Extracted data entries
========

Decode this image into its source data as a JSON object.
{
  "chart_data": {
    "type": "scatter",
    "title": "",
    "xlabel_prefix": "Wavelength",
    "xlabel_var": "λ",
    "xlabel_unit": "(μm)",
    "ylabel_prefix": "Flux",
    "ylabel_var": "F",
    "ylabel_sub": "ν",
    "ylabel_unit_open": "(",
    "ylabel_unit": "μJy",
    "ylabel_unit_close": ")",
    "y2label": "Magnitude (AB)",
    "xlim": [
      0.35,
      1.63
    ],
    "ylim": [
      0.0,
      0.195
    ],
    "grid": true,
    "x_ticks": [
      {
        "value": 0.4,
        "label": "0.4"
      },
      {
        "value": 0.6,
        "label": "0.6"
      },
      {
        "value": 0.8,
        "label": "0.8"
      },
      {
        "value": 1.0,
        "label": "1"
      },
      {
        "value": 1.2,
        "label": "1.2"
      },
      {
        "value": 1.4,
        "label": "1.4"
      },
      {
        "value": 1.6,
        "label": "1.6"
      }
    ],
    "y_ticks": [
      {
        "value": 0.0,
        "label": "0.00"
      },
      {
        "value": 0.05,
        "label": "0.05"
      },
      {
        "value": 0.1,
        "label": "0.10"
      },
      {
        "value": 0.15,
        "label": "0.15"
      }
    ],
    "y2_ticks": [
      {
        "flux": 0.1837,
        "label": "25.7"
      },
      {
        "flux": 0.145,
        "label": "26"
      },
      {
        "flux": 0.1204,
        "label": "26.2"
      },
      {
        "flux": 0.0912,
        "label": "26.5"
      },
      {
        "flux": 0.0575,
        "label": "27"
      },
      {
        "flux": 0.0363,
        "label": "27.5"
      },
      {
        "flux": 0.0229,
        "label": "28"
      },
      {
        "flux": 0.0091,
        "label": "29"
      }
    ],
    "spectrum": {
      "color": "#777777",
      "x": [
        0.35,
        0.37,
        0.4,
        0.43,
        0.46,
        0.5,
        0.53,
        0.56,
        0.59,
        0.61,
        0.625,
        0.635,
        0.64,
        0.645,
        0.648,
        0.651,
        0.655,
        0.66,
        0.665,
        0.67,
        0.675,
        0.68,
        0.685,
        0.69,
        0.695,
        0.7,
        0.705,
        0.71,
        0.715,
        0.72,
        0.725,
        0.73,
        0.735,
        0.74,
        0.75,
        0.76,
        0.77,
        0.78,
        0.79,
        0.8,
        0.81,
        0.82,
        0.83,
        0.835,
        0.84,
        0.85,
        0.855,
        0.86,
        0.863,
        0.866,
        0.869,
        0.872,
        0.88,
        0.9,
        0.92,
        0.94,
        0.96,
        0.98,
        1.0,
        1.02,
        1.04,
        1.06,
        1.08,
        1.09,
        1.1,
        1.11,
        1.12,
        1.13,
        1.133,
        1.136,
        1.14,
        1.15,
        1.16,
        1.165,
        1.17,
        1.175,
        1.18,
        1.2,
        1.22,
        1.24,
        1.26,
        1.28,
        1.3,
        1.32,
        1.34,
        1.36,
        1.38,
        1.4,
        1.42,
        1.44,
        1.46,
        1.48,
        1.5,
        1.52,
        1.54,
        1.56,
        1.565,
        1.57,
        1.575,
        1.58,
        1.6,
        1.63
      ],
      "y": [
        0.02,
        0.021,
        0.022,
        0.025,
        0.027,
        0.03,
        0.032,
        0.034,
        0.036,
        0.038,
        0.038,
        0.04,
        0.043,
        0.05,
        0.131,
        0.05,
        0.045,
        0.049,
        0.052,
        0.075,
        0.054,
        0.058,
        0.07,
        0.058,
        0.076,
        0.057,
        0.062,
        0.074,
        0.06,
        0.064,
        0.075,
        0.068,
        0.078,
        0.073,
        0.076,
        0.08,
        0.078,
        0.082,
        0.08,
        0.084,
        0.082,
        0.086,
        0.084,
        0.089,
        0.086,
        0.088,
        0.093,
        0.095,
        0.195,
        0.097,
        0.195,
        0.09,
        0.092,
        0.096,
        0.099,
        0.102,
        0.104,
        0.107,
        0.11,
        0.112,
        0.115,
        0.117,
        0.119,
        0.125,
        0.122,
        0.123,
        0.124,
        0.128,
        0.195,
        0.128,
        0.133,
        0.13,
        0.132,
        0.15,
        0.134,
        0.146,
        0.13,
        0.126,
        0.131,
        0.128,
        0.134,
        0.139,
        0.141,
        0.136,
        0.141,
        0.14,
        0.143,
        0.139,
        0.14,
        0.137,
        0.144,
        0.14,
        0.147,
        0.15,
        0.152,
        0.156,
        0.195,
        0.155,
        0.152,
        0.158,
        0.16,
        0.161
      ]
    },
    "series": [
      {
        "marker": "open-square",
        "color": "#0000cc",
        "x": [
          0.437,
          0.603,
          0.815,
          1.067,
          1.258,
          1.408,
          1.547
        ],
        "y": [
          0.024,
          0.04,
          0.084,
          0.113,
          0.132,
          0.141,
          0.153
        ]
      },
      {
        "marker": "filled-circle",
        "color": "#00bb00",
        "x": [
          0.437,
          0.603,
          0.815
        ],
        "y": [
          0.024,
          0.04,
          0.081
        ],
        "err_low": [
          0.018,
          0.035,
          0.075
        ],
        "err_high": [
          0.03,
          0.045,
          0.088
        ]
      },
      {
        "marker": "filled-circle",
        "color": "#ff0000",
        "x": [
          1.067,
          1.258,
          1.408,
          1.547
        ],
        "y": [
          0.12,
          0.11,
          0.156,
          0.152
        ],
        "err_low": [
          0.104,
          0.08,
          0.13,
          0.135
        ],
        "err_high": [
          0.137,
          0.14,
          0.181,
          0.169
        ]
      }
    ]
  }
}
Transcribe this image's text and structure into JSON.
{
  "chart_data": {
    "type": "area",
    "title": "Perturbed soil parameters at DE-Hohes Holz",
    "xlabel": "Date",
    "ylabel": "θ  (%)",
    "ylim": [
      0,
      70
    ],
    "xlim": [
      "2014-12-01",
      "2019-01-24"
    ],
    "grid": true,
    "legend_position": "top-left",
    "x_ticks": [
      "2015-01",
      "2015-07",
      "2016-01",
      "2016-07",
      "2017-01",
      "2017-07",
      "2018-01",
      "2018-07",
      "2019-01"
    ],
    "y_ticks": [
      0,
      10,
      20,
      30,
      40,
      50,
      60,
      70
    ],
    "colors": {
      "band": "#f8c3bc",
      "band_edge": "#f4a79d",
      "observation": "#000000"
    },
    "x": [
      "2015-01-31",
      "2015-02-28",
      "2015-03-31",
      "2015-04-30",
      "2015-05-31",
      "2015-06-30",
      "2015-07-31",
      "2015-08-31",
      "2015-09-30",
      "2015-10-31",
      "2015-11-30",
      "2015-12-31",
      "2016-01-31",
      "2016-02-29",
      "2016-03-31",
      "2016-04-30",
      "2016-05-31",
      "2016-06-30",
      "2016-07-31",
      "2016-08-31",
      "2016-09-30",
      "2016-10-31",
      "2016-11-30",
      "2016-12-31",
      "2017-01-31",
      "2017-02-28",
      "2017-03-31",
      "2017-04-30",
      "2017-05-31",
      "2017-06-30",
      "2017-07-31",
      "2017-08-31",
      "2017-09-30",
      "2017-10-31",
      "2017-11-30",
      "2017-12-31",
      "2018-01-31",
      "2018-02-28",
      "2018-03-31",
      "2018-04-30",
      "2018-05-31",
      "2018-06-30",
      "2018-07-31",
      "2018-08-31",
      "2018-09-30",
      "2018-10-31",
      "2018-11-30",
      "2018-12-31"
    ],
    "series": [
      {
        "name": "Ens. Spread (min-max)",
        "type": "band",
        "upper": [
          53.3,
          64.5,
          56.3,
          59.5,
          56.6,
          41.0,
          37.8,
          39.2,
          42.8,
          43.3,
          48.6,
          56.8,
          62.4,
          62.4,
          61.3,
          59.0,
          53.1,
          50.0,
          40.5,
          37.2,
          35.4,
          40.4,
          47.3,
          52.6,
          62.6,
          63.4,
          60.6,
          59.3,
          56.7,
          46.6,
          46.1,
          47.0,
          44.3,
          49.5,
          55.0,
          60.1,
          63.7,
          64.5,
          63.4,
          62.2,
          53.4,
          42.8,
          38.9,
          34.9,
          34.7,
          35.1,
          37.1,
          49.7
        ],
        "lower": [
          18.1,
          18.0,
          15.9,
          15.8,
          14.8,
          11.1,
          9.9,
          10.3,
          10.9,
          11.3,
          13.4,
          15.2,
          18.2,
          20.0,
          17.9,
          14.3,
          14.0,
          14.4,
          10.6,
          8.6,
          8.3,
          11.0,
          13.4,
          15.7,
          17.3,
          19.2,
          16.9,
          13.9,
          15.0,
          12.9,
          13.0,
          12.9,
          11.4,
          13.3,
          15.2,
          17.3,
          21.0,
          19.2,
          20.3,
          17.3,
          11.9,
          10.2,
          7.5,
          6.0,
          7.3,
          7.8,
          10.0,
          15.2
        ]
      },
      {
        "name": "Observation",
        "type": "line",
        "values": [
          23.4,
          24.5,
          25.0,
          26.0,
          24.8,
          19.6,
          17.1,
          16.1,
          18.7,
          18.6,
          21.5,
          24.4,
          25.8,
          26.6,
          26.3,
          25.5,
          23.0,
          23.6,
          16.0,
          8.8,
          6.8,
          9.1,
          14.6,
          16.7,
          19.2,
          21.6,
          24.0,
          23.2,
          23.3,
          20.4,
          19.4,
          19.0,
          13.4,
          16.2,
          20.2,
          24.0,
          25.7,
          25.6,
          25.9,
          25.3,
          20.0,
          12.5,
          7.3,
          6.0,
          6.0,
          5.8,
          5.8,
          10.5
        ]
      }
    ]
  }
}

========

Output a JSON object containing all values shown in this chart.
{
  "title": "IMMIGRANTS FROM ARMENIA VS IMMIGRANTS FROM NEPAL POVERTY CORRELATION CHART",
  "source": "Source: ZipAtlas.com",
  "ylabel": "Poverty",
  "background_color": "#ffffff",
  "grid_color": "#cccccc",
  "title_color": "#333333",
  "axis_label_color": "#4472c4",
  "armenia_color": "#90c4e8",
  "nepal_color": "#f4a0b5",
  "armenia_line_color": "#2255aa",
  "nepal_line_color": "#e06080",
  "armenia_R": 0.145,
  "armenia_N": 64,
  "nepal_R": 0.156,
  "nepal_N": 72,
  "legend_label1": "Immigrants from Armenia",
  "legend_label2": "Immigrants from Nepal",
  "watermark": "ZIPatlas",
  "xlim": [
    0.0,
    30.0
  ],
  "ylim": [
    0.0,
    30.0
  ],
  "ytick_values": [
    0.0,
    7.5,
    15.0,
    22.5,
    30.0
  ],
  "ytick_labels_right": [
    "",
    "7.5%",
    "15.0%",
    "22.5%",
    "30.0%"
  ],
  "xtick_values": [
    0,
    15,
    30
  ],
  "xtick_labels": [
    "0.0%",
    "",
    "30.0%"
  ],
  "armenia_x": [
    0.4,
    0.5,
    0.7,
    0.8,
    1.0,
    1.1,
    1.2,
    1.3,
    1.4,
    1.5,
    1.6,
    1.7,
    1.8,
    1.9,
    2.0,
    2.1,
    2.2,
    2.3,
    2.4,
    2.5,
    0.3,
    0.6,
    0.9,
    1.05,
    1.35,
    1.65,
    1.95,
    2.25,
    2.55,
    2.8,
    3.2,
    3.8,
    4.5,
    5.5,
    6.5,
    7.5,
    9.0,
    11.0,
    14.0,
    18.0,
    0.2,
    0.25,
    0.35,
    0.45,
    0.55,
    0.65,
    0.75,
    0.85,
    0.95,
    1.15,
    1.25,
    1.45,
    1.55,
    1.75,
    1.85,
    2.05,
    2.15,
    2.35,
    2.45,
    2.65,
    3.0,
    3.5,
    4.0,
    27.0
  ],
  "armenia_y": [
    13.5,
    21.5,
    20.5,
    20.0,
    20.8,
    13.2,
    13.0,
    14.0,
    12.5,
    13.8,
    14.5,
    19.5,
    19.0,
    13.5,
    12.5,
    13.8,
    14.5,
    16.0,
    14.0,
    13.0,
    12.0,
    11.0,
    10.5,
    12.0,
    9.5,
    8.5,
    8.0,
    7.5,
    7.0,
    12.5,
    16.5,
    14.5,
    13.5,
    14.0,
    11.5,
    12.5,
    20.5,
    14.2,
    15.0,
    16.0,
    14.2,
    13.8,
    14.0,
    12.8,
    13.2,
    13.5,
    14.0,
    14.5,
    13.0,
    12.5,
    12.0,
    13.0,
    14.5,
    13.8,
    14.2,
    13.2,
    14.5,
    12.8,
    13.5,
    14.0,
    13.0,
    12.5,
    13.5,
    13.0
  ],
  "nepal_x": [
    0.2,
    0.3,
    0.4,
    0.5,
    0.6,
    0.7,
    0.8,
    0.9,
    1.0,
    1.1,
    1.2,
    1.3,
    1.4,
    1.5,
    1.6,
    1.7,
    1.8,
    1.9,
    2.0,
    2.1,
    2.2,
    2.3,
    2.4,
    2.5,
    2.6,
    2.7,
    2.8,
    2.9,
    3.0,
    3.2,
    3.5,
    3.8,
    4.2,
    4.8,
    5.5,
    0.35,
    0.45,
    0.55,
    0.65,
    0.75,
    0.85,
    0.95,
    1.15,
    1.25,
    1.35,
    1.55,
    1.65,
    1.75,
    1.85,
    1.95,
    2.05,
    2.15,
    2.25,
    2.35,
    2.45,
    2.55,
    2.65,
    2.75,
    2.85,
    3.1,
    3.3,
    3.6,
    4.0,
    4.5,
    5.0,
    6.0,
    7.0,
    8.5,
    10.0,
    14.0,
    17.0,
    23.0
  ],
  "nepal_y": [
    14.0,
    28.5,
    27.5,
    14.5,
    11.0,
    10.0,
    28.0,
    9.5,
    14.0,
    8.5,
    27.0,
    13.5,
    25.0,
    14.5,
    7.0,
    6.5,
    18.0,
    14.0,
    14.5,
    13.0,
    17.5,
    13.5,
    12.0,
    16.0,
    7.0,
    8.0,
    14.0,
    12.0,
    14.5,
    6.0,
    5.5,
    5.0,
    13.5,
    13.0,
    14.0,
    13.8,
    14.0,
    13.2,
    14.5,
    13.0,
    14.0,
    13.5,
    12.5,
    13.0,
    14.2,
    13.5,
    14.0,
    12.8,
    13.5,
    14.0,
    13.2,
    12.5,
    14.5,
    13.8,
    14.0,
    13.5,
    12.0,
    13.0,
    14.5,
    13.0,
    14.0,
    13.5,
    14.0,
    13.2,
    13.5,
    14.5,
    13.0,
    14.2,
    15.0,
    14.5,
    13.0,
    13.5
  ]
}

========

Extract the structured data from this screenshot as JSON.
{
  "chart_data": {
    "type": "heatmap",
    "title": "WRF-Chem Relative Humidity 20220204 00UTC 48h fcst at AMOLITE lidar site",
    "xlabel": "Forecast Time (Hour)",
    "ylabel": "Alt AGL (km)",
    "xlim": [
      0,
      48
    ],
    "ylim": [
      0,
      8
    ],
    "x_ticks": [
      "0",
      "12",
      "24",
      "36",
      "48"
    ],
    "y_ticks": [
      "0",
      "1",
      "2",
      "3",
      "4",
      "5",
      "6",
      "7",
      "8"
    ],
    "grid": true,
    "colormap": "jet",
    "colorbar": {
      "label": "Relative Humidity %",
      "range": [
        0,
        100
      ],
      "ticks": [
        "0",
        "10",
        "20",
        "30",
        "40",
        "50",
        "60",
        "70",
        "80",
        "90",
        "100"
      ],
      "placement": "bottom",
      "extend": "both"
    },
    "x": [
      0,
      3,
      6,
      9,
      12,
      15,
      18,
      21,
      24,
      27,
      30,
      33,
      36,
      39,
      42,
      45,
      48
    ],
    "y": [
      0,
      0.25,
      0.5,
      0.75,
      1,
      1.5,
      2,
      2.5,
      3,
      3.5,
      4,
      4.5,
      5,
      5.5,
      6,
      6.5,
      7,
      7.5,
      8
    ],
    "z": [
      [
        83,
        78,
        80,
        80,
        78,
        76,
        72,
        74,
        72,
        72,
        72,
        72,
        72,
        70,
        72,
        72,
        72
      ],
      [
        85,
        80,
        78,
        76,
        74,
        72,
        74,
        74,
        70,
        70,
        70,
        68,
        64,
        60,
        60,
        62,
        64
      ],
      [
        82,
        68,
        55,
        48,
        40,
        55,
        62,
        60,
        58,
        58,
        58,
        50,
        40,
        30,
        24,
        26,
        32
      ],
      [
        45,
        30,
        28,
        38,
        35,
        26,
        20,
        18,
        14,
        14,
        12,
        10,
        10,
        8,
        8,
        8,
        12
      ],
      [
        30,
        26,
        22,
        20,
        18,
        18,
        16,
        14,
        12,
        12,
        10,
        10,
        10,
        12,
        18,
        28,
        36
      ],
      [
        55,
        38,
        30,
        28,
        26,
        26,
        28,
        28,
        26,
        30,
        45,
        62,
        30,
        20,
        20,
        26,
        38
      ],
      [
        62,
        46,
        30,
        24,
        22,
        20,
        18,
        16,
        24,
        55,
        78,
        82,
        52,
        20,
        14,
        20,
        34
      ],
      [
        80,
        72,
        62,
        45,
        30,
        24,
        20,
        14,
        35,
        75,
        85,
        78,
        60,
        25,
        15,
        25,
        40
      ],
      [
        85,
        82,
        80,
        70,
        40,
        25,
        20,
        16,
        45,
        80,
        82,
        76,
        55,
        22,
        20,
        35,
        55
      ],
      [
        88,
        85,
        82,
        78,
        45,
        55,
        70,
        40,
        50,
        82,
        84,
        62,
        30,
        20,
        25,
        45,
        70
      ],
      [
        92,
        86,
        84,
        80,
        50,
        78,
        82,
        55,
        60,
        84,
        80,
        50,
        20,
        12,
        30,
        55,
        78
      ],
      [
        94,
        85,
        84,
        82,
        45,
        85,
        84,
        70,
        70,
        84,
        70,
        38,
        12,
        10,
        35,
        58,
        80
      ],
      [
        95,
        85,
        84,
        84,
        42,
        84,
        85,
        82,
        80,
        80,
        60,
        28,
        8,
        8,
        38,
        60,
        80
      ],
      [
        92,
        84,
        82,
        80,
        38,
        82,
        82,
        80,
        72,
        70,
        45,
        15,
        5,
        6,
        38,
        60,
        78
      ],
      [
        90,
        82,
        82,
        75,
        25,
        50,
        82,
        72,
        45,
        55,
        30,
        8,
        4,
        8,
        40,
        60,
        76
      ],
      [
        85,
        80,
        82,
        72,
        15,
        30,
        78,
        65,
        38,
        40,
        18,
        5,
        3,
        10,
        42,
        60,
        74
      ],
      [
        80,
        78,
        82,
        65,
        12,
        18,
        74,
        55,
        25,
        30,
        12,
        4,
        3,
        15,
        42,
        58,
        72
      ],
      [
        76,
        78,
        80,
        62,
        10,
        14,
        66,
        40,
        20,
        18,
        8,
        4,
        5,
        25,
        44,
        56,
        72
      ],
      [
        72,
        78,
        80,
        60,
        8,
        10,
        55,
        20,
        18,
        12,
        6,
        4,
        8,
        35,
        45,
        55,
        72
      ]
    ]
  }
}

========

Copy out every line of the material above that mentions the word "Humidity".

- _Solved problem_:
    "title": "WRF-Chem Relative Humidity 20220204 00UTC 48h fcst at AMOLITE lidar site",
      "label": "Relative Humidity %",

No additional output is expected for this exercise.